Tasks and exercises =
- A) Can you duplicate the part of the Elasticsearch weekly update that begins at the words "Performance" and stops after "a custom provider."?
- B) Can you write out the lines of the entries from the line that has "Patent image size: (950, 581)." through the line that has "The power source 22 is at (450, 461).", substituting "illumination system" for "lighting system" and leaving all else unchanged? Return only those lines.

* BEGIN Passage shown *

This Week in Elasticsearch and Apache Lucene - 2019-03-29

Elasticsearch

6.7.0 released

We released Elastic Stack 6.7.0 in which we made ILM, CCR and SQL GA features. You can read about these features and all the other awesome things that went into Elasticsearch 6.7.0 in the release blog post. This blog post on CCR is also worth checking out for an overview of the feature.

Snapshot Lifecycle Management

Snapshot Lifecycle Management is a lot like Index Lifecycle Management, but instead of managing indices, it manages Snapshots. This past week we have been busy discussing the scope of the work and working on a branch so that that can now actually take snapshots! Follow the progress along at #40383

Ingest Node Lookup Processor

We have spent time this past week developing various prototype implementations for the ingest node lookup processor. We are narrowing down the technical design and then we will re-visit some of the functional conversations and officially kick off the development.

Snapshot and Restore UI

There is a PR open for creating and editing repositories, and another to refactor our file organisation and approach towards TypeScript.

Snapshot and Restore UI

Packaging

For the 6.7 and 7.0 releases of Elasticsearch, we will use JDK 12 as the base JDK in the Docker images, and the bundled JDK in our distributions (7.0 only).. Additionally the 7.0 docker images will now use the bundled JDK.

Performance

We published a blog post on the real memory circuit breaker in Elasticsearch 7.0.0. It is definitely worth checking out to understand more about this alternative that will help avoid OutOfMemoryErrors.

Templated Role Mappings

We merged a change that allows role mappings to use Mustache templates. This is intended to support some edge cases for mapping from SAML attributes to Elasticsearch roles, and also situations where users are authenticated by a builtin realm (such as Active Directory) but their roles need to be defined in a custom provider.

* END Passage shown *
* BEGIN Data for the task *

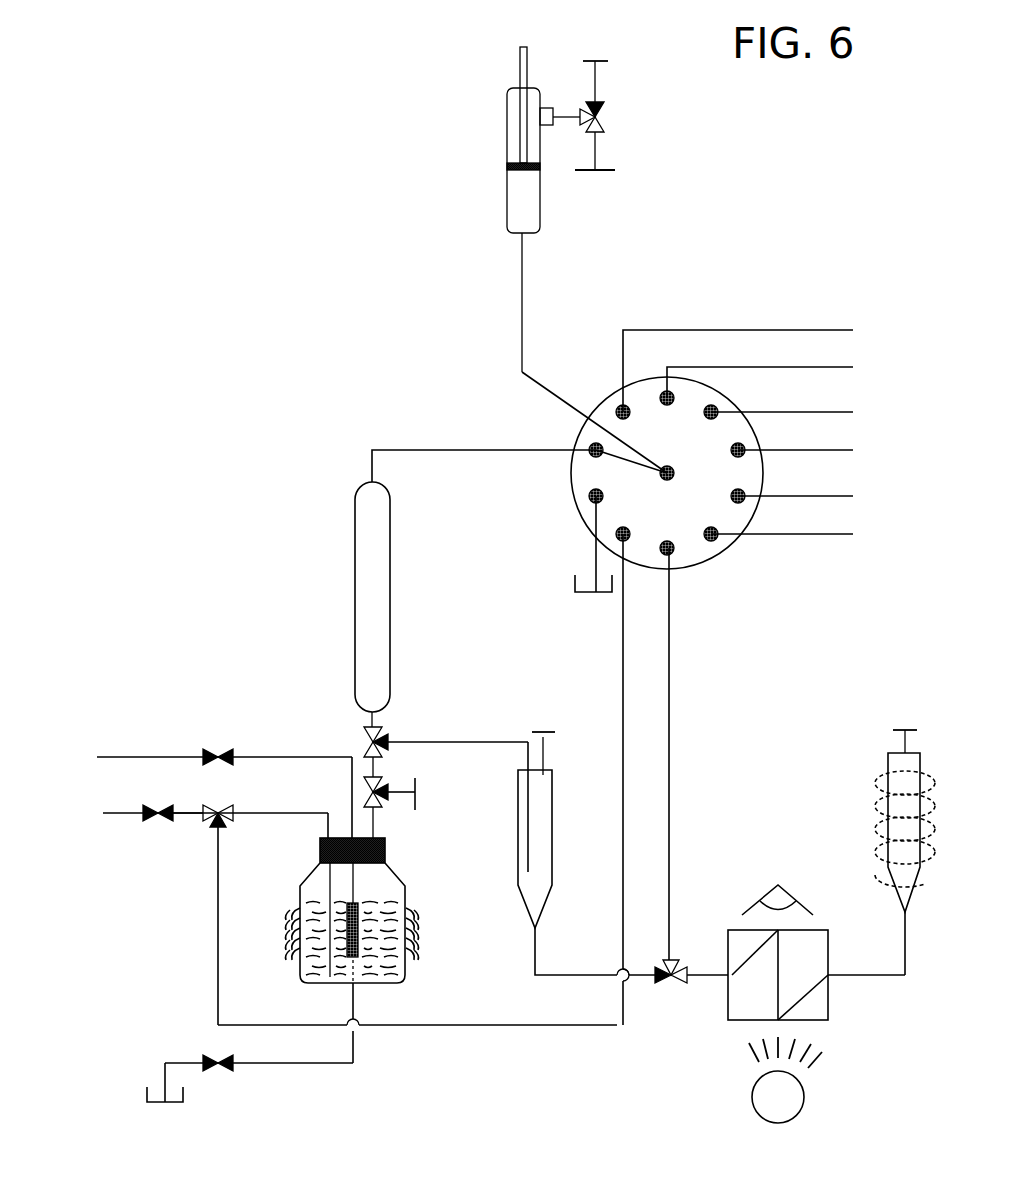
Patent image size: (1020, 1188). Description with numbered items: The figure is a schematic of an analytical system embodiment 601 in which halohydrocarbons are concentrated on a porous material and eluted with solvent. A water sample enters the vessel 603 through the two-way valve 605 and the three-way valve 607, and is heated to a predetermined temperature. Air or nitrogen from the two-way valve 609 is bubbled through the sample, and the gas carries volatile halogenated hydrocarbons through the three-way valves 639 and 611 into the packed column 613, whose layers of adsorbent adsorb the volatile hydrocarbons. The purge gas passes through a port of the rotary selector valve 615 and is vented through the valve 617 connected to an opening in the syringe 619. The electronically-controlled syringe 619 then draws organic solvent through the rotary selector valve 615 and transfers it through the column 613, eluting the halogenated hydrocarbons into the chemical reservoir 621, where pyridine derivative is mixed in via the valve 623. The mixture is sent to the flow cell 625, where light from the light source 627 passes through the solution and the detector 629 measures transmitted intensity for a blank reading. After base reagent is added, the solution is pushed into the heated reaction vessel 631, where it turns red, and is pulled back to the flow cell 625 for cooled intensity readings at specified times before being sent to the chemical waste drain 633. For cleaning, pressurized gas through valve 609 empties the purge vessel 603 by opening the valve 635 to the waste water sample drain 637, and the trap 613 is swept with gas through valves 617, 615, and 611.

The analytical system embodiment 601 is at (744, 237).
The vessel 603 is at (395, 983).
The two-way valve 605 is at (155, 817).
The three-way valve 607 is at (221, 823).
The two-way valve 609 is at (219, 754).
The three-way valve 611 is at (366, 738).
The packed column 613 is at (390, 627).
The rotary selector valve 615 is at (714, 557).
The valve 617 is at (601, 112).
The syringe 619 is at (507, 105).
The chemical reservoir 621 is at (525, 910).
The valve 623 is at (665, 981).
The flow cell 625 is at (732, 1022).
The light source 627 is at (752, 1098).
The detector 629 is at (772, 888).
The heated reservoir or reaction vessel 631 is at (888, 768).
The chemical waste drain or container 633 is at (590, 594).
The valve 635 is at (214, 1068).
The waste water sample drain 637 is at (163, 1104).
The three-way valve 639 is at (380, 800).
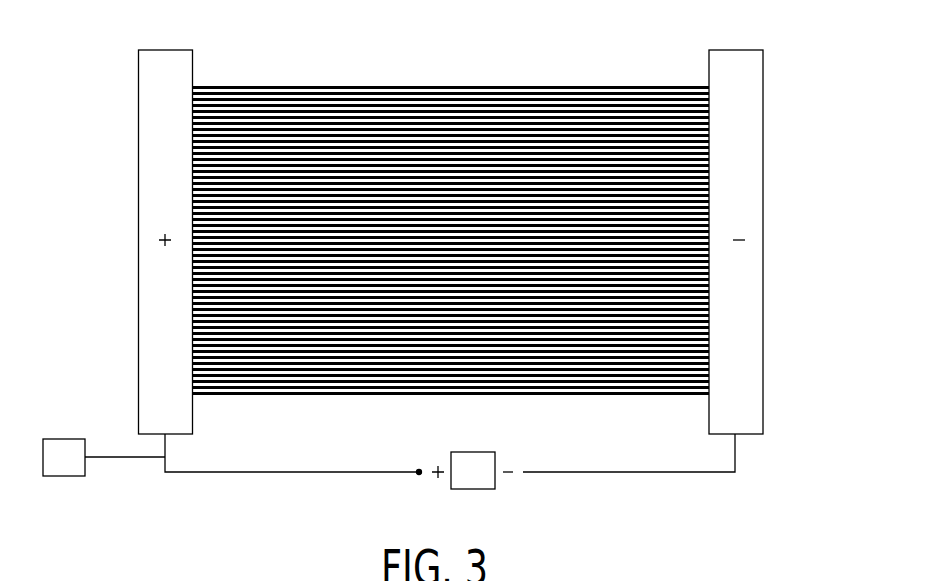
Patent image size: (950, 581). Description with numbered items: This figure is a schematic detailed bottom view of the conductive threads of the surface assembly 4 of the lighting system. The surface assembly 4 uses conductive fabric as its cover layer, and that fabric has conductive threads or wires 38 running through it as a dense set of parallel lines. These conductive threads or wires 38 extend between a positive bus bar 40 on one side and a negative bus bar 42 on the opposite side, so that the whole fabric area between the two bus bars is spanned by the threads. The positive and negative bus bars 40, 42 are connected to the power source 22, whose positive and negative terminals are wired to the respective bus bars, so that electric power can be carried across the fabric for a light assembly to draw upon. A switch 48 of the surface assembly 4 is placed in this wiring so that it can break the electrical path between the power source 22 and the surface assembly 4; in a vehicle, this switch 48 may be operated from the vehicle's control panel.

The surface assembly 4 is at (429, 234).
The power source 22 is at (450, 461).
The conductive threads or wires 38 is at (397, 100).
The positive bus bar 40 is at (141, 143).
The negative bus bar 42 is at (737, 135).
The switch 48 is at (56, 440).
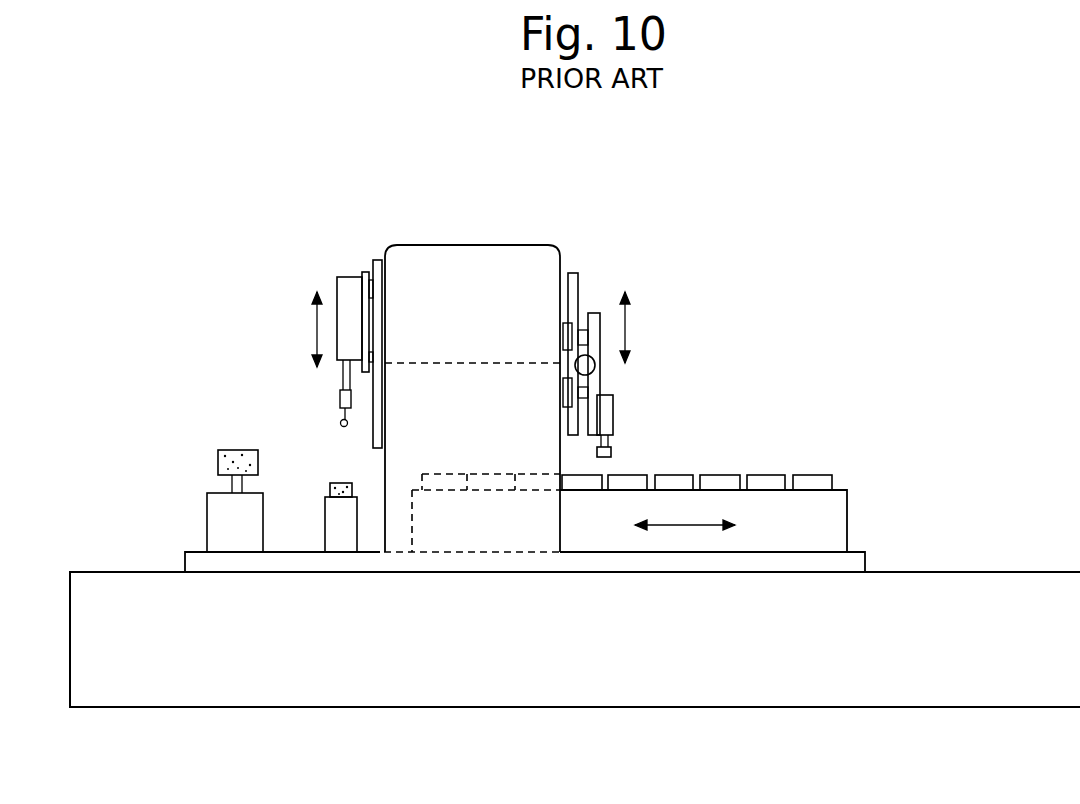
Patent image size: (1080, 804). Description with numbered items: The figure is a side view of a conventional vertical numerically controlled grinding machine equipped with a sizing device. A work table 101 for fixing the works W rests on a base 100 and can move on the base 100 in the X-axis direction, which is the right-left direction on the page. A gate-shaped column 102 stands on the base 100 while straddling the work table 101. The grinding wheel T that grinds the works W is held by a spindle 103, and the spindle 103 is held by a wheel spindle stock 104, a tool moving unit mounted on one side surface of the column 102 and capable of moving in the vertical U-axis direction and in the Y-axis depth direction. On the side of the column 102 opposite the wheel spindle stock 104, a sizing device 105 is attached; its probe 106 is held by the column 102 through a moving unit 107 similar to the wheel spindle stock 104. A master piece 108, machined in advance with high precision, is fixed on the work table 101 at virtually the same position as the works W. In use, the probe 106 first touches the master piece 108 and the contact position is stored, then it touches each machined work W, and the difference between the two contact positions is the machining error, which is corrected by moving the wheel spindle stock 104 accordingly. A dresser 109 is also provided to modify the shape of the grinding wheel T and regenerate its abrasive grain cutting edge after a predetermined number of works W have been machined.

The base 100 is at (737, 708).
The work table 101 is at (837, 517).
The column 102 is at (545, 245).
The spindle 103 is at (615, 400).
The wheel spindle stock 104 is at (592, 310).
The sizing device 105 is at (340, 290).
The probe 106 is at (340, 422).
The moving unit 107 is at (368, 270).
The master piece 108 is at (333, 483).
The dresser 109 is at (218, 460).
The work W is at (818, 473).
The grinding wheel T is at (614, 452).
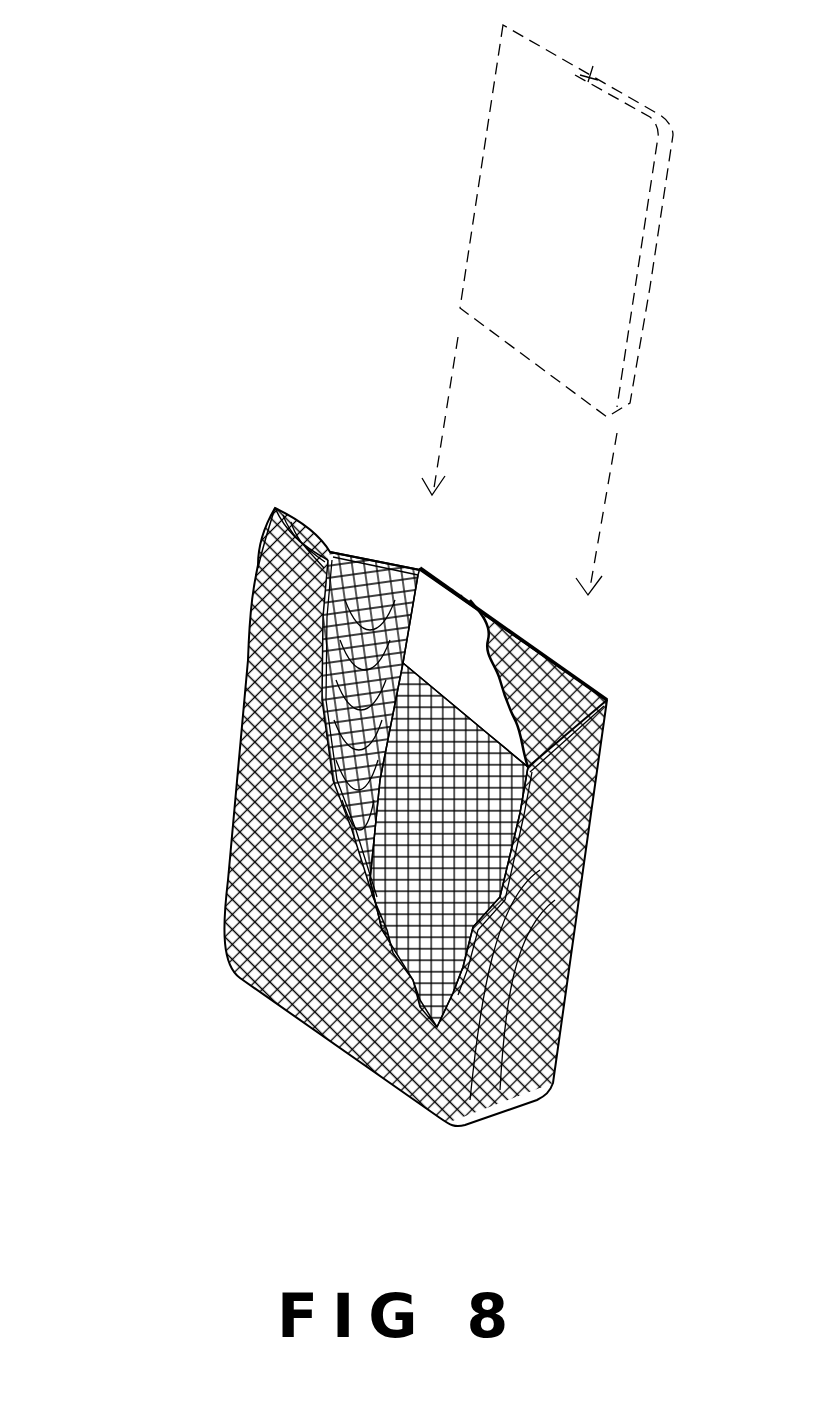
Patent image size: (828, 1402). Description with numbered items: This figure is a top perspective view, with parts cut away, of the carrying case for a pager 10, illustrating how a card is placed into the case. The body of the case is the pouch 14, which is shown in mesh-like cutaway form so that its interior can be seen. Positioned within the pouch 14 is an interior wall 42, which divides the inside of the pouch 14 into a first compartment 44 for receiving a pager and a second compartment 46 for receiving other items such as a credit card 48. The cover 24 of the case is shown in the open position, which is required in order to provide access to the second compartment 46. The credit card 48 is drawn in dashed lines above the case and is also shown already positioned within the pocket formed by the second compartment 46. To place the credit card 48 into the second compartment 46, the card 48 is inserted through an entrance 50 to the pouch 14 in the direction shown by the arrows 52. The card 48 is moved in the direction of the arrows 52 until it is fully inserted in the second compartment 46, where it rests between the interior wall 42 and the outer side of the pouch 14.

The carrying case for a pager 10 is at (228, 614).
The pouch 14 is at (235, 795).
The cover 24 is at (283, 562).
The interior wall 42 is at (555, 672).
The first compartment 44 is at (350, 570).
The second compartment 46 is at (522, 630).
The credit card 48 is at (588, 82).
The entrance 50 is at (370, 520).
The arrows 52 is at (450, 380).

* END Data for the task *

Answers to the exercises =
- A)
Performance

We published a blog post on the real memory circuit breaker in Elasticsearch 7.0.0. It is definitely worth checking out to understand more about this alternative that will help avoid OutOfMemoryErrors.

Templated Role Mappings

We merged a change that allows role mappings to use Mustache templates. This is intended to support some edge cases for mapping from SAML attributes to Elasticsearch roles, and also situations where users are authenticated by a builtin realm (such as Active Directory) but their roles need to be defined in a custom provider.

- B)
Patent image size: (950, 581). Description with numbered items: This figure is a schematic detailed bottom view of the conductive threads of the surface assembly 4 of the illumination system. The surface assembly 4 uses conductive fabric as its cover layer, and that fabric has conductive threads or wires 38 running through it as a dense set of parallel lines. These conductive threads or wires 38 extend between a positive bus bar 40 on one side and a negative bus bar 42 on the opposite side, so that the whole fabric area between the two bus bars is spanned by the threads. The positive and negative bus bars 40, 42 are connected to the power source 22, whose positive and negative terminals are wired to the respective bus bars, so that electric power can be carried across the fabric for a light assembly to draw upon. A switch 48 of the surface assembly 4 is placed in this wiring so that it can break the electrical path between the power source 22 and the surface assembly 4; in a vehicle, this switch 48 may be operated from the vehicle's control panel.

The surface assembly 4 is at (429, 234).
The power source 22 is at (450, 461).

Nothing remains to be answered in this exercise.